Work to be completed ▸ Copy all of the records below verbatim.

▶

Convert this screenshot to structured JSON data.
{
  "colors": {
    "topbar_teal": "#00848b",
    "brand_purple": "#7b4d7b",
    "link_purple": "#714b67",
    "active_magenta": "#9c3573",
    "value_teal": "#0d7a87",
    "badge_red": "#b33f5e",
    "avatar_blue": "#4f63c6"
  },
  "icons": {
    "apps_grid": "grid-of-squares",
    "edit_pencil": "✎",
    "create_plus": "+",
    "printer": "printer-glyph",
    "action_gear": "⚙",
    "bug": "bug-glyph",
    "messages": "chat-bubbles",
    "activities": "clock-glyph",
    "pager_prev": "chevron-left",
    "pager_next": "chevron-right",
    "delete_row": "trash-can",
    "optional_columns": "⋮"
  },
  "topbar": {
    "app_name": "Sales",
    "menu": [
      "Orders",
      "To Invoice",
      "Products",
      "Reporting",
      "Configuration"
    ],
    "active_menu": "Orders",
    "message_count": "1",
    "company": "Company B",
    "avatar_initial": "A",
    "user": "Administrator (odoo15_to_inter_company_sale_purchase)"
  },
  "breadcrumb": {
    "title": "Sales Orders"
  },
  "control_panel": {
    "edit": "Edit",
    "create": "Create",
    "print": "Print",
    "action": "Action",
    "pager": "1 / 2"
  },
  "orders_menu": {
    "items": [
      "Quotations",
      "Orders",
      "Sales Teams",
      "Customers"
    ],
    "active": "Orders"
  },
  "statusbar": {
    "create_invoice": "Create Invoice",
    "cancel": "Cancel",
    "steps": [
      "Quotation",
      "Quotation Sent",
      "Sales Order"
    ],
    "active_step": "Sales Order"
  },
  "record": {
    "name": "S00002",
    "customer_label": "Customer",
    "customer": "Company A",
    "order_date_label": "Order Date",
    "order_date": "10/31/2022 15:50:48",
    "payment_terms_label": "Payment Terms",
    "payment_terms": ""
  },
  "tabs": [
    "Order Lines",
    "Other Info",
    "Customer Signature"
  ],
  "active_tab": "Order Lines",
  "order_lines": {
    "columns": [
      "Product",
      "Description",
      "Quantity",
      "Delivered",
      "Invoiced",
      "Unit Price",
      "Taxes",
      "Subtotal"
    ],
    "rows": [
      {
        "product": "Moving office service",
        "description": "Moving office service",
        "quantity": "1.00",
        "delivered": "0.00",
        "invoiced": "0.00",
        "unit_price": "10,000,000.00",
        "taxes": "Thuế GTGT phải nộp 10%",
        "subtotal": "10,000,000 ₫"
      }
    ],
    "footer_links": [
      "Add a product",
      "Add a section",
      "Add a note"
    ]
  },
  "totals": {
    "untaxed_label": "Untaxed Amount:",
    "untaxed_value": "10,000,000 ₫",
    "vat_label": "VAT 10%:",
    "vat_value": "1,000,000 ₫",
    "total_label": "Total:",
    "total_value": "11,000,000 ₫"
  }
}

◀

Solution to this exercise ▸
Convert this screenshot to structured JSON data.
{
  "colors": {
    "topbar_teal": "#00848b",
    "brand_purple": "#7b4d7b",
    "link_purple": "#714b67",
    "active_magenta": "#9c3573",
    "value_teal": "#0d7a87",
    "badge_red": "#b33f5e",
    "avatar_blue": "#4f63c6"
  },
  "icons": {
    "apps_grid": "grid-of-squares",
    "edit_pencil": "✎",
    "create_plus": "+",
    "printer": "printer-glyph",
    "action_gear": "⚙",
    "bug": "bug-glyph",
    "messages": "chat-bubbles",
    "activities": "clock-glyph",
    "pager_prev": "chevron-left",
    "pager_next": "chevron-right",
    "delete_row": "trash-can",
    "optional_columns": "⋮"
  },
  "topbar": {
    "app_name": "Sales",
    "menu": [
      "Orders",
      "To Invoice",
      "Products",
      "Reporting",
      "Configuration"
    ],
    "active_menu": "Orders",
    "message_count": "1",
    "company": "Company B",
    "avatar_initial": "A",
    "user": "Administrator (odoo15_to_inter_company_sale_purchase)"
  },
  "breadcrumb": {
    "title": "Sales Orders"
  },
  "control_panel": {
    "edit": "Edit",
    "create": "Create",
    "print": "Print",
    "action": "Action",
    "pager": "1 / 2"
  },
  "orders_menu": {
    "items": [
      "Quotations",
      "Orders",
      "Sales Teams",
      "Customers"
    ],
    "active": "Orders"
  },
  "statusbar": {
    "create_invoice": "Create Invoice",
    "cancel": "Cancel",
    "steps": [
      "Quotation",
      "Quotation Sent",
      "Sales Order"
    ],
    "active_step": "Sales Order"
  },
  "record": {
    "name": "S00002",
    "customer_label": "Customer",
    "customer": "Company A",
    "order_date_label": "Order Date",
    "order_date": "10/31/2022 15:50:48",
    "payment_terms_label": "Payment Terms",
    "payment_terms": ""
  },
  "tabs": [
    "Order Lines",
    "Other Info",
    "Customer Signature"
  ],
  "active_tab": "Order Lines",
  "order_lines": {
    "columns": [
      "Product",
      "Description",
      "Quantity",
      "Delivered",
      "Invoiced",
      "Unit Price",
      "Taxes",
      "Subtotal"
    ],
    "rows": [
      {
        "product": "Moving office service",
        "description": "Moving office service",
        "quantity": "1.00",
        "delivered": "0.00",
        "invoiced": "0.00",
        "unit_price": "10,000,000.00",
        "taxes": "Thuế GTGT phải nộp 10%",
        "subtotal": "10,000,000 ₫"
      }
    ],
    "footer_links": [
      "Add a product",
      "Add a section",
      "Add a note"
    ]
  },
  "totals": {
    "untaxed_label": "Untaxed Amount:",
    "untaxed_value": "10,000,000 ₫",
    "vat_label": "VAT 10%:",
    "vat_value": "1,000,000 ₫",
    "total_label": "Total:",
    "total_value": "11,000,000 ₫"
  }
}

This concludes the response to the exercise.